━━━ Supplied data
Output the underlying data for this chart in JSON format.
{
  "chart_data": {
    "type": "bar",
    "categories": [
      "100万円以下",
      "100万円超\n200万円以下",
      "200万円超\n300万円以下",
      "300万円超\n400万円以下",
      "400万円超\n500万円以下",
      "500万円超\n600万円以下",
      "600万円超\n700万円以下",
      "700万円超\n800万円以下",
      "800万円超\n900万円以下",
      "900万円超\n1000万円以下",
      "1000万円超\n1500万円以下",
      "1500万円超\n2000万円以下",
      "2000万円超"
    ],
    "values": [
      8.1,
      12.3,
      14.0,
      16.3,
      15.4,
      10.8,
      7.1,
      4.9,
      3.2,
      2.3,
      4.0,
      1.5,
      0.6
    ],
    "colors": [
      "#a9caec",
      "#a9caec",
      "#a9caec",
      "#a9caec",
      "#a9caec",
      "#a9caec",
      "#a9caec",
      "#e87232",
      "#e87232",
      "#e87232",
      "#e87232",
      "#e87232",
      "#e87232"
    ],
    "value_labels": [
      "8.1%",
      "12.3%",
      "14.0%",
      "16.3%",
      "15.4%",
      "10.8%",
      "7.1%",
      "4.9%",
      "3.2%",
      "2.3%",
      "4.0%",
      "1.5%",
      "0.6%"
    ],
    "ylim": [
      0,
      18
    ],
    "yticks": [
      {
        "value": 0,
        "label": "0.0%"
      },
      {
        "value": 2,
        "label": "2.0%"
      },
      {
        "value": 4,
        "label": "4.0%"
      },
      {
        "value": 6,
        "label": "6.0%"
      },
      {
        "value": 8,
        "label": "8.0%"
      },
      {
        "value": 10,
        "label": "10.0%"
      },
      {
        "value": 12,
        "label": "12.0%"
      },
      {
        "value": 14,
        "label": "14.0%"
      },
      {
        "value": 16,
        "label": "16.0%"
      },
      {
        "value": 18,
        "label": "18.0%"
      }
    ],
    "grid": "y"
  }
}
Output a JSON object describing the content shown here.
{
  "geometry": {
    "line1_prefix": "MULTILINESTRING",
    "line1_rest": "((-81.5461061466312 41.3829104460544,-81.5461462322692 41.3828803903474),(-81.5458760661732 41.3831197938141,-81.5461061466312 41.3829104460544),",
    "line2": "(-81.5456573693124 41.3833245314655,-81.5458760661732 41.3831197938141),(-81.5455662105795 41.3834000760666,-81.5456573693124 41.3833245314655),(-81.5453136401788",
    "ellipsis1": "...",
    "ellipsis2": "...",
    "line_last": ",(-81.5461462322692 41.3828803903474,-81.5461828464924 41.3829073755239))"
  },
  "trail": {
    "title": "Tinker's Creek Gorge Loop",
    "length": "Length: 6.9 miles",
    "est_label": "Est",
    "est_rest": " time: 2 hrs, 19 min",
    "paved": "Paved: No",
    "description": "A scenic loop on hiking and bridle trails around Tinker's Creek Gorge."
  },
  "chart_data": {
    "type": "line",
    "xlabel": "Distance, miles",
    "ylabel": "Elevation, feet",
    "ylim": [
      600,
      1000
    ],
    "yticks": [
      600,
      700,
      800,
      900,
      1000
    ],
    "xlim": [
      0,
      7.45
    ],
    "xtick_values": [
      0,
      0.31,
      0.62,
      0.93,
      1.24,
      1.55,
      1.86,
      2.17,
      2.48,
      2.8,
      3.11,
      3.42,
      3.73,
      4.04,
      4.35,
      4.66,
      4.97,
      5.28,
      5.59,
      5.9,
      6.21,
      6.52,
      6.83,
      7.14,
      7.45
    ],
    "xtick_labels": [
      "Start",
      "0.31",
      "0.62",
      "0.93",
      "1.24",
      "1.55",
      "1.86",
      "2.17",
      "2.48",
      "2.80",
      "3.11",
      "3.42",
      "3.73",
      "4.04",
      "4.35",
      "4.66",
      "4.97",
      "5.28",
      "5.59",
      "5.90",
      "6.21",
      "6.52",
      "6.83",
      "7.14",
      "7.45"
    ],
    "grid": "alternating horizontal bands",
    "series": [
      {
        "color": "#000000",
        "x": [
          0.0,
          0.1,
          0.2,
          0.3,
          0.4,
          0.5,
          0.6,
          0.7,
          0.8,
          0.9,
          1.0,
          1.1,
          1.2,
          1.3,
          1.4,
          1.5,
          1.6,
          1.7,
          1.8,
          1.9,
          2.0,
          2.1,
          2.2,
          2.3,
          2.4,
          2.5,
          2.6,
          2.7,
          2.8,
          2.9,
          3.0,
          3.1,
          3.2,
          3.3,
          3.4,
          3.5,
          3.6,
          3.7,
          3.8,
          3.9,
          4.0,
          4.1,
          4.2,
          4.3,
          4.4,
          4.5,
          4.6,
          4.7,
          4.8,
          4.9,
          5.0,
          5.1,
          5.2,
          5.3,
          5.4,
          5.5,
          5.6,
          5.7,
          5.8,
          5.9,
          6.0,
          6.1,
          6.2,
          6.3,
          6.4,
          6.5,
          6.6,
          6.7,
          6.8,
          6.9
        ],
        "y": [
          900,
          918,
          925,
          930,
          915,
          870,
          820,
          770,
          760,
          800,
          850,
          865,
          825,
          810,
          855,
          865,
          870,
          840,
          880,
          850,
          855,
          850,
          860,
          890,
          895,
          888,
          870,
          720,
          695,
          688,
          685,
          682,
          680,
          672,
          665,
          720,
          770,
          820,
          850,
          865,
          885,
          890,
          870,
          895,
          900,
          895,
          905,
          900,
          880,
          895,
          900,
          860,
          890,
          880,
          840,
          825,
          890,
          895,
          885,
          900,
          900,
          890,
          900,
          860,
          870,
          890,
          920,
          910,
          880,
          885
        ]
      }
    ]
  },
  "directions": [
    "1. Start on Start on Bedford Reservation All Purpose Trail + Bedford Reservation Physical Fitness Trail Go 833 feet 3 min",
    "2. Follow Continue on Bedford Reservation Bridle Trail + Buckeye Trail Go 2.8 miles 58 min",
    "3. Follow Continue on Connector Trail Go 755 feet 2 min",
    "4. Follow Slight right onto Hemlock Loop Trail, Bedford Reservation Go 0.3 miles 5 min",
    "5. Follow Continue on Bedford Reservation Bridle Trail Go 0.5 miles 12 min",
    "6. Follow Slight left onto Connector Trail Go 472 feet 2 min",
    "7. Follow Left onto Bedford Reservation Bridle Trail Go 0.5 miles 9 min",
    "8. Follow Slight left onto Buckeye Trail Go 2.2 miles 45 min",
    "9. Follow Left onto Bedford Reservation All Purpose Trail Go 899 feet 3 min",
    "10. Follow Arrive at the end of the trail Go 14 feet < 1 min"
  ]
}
━━━━━━
# Job
Every line above should be printed again exactly as it stands.

# Output for this exercise
Output the underlying data for this chart in JSON format.
{
  "chart_data": {
    "type": "bar",
    "categories": [
      "100万円以下",
      "100万円超\n200万円以下",
      "200万円超\n300万円以下",
      "300万円超\n400万円以下",
      "400万円超\n500万円以下",
      "500万円超\n600万円以下",
      "600万円超\n700万円以下",
      "700万円超\n800万円以下",
      "800万円超\n900万円以下",
      "900万円超\n1000万円以下",
      "1000万円超\n1500万円以下",
      "1500万円超\n2000万円以下",
      "2000万円超"
    ],
    "values": [
      8.1,
      12.3,
      14.0,
      16.3,
      15.4,
      10.8,
      7.1,
      4.9,
      3.2,
      2.3,
      4.0,
      1.5,
      0.6
    ],
    "colors": [
      "#a9caec",
      "#a9caec",
      "#a9caec",
      "#a9caec",
      "#a9caec",
      "#a9caec",
      "#a9caec",
      "#e87232",
      "#e87232",
      "#e87232",
      "#e87232",
      "#e87232",
      "#e87232"
    ],
    "value_labels": [
      "8.1%",
      "12.3%",
      "14.0%",
      "16.3%",
      "15.4%",
      "10.8%",
      "7.1%",
      "4.9%",
      "3.2%",
      "2.3%",
      "4.0%",
      "1.5%",
      "0.6%"
    ],
    "ylim": [
      0,
      18
    ],
    "yticks": [
      {
        "value": 0,
        "label": "0.0%"
      },
      {
        "value": 2,
        "label": "2.0%"
      },
      {
        "value": 4,
        "label": "4.0%"
      },
      {
        "value": 6,
        "label": "6.0%"
      },
      {
        "value": 8,
        "label": "8.0%"
      },
      {
        "value": 10,
        "label": "10.0%"
      },
      {
        "value": 12,
        "label": "12.0%"
      },
      {
        "value": 14,
        "label": "14.0%"
      },
      {
        "value": 16,
        "label": "16.0%"
      },
      {
        "value": 18,
        "label": "18.0%"
      }
    ],
    "grid": "y"
  }
}
Output a JSON object describing the content shown here.
{
  "geometry": {
    "line1_prefix": "MULTILINESTRING",
    "line1_rest": "((-81.5461061466312 41.3829104460544,-81.5461462322692 41.3828803903474),(-81.5458760661732 41.3831197938141,-81.5461061466312 41.3829104460544),",
    "line2": "(-81.5456573693124 41.3833245314655,-81.5458760661732 41.3831197938141),(-81.5455662105795 41.3834000760666,-81.5456573693124 41.3833245314655),(-81.5453136401788",
    "ellipsis1": "...",
    "ellipsis2": "...",
    "line_last": ",(-81.5461462322692 41.3828803903474,-81.5461828464924 41.3829073755239))"
  },
  "trail": {
    "title": "Tinker's Creek Gorge Loop",
    "length": "Length: 6.9 miles",
    "est_label": "Est",
    "est_rest": " time: 2 hrs, 19 min",
    "paved": "Paved: No",
    "description": "A scenic loop on hiking and bridle trails around Tinker's Creek Gorge."
  },
  "chart_data": {
    "type": "line",
    "xlabel": "Distance, miles",
    "ylabel": "Elevation, feet",
    "ylim": [
      600,
      1000
    ],
    "yticks": [
      600,
      700,
      800,
      900,
      1000
    ],
    "xlim": [
      0,
      7.45
    ],
    "xtick_values": [
      0,
      0.31,
      0.62,
      0.93,
      1.24,
      1.55,
      1.86,
      2.17,
      2.48,
      2.8,
      3.11,
      3.42,
      3.73,
      4.04,
      4.35,
      4.66,
      4.97,
      5.28,
      5.59,
      5.9,
      6.21,
      6.52,
      6.83,
      7.14,
      7.45
    ],
    "xtick_labels": [
      "Start",
      "0.31",
      "0.62",
      "0.93",
      "1.24",
      "1.55",
      "1.86",
      "2.17",
      "2.48",
      "2.80",
      "3.11",
      "3.42",
      "3.73",
      "4.04",
      "4.35",
      "4.66",
      "4.97",
      "5.28",
      "5.59",
      "5.90",
      "6.21",
      "6.52",
      "6.83",
      "7.14",
      "7.45"
    ],
    "grid": "alternating horizontal bands",
    "series": [
      {
        "color": "#000000",
        "x": [
          0.0,
          0.1,
          0.2,
          0.3,
          0.4,
          0.5,
          0.6,
          0.7,
          0.8,
          0.9,
          1.0,
          1.1,
          1.2,
          1.3,
          1.4,
          1.5,
          1.6,
          1.7,
          1.8,
          1.9,
          2.0,
          2.1,
          2.2,
          2.3,
          2.4,
          2.5,
          2.6,
          2.7,
          2.8,
          2.9,
          3.0,
          3.1,
          3.2,
          3.3,
          3.4,
          3.5,
          3.6,
          3.7,
          3.8,
          3.9,
          4.0,
          4.1,
          4.2,
          4.3,
          4.4,
          4.5,
          4.6,
          4.7,
          4.8,
          4.9,
          5.0,
          5.1,
          5.2,
          5.3,
          5.4,
          5.5,
          5.6,
          5.7,
          5.8,
          5.9,
          6.0,
          6.1,
          6.2,
          6.3,
          6.4,
          6.5,
          6.6,
          6.7,
          6.8,
          6.9
        ],
        "y": [
          900,
          918,
          925,
          930,
          915,
          870,
          820,
          770,
          760,
          800,
          850,
          865,
          825,
          810,
          855,
          865,
          870,
          840,
          880,
          850,
          855,
          850,
          860,
          890,
          895,
          888,
          870,
          720,
          695,
          688,
          685,
          682,
          680,
          672,
          665,
          720,
          770,
          820,
          850,
          865,
          885,
          890,
          870,
          895,
          900,
          895,
          905,
          900,
          880,
          895,
          900,
          860,
          890,
          880,
          840,
          825,
          890,
          895,
          885,
          900,
          900,
          890,
          900,
          860,
          870,
          890,
          920,
          910,
          880,
          885
        ]
      }
    ]
  },
  "directions": [
    "1. Start on Start on Bedford Reservation All Purpose Trail + Bedford Reservation Physical Fitness Trail Go 833 feet 3 min",
    "2. Follow Continue on Bedford Reservation Bridle Trail + Buckeye Trail Go 2.8 miles 58 min",
    "3. Follow Continue on Connector Trail Go 755 feet 2 min",
    "4. Follow Slight right onto Hemlock Loop Trail, Bedford Reservation Go 0.3 miles 5 min",
    "5. Follow Continue on Bedford Reservation Bridle Trail Go 0.5 miles 12 min",
    "6. Follow Slight left onto Connector Trail Go 472 feet 2 min",
    "7. Follow Left onto Bedford Reservation Bridle Trail Go 0.5 miles 9 min",
    "8. Follow Slight left onto Buckeye Trail Go 2.2 miles 45 min",
    "9. Follow Left onto Bedford Reservation All Purpose Trail Go 899 feet 3 min",
    "10. Follow Arrive at the end of the trail Go 14 feet < 1 min"
  ]
}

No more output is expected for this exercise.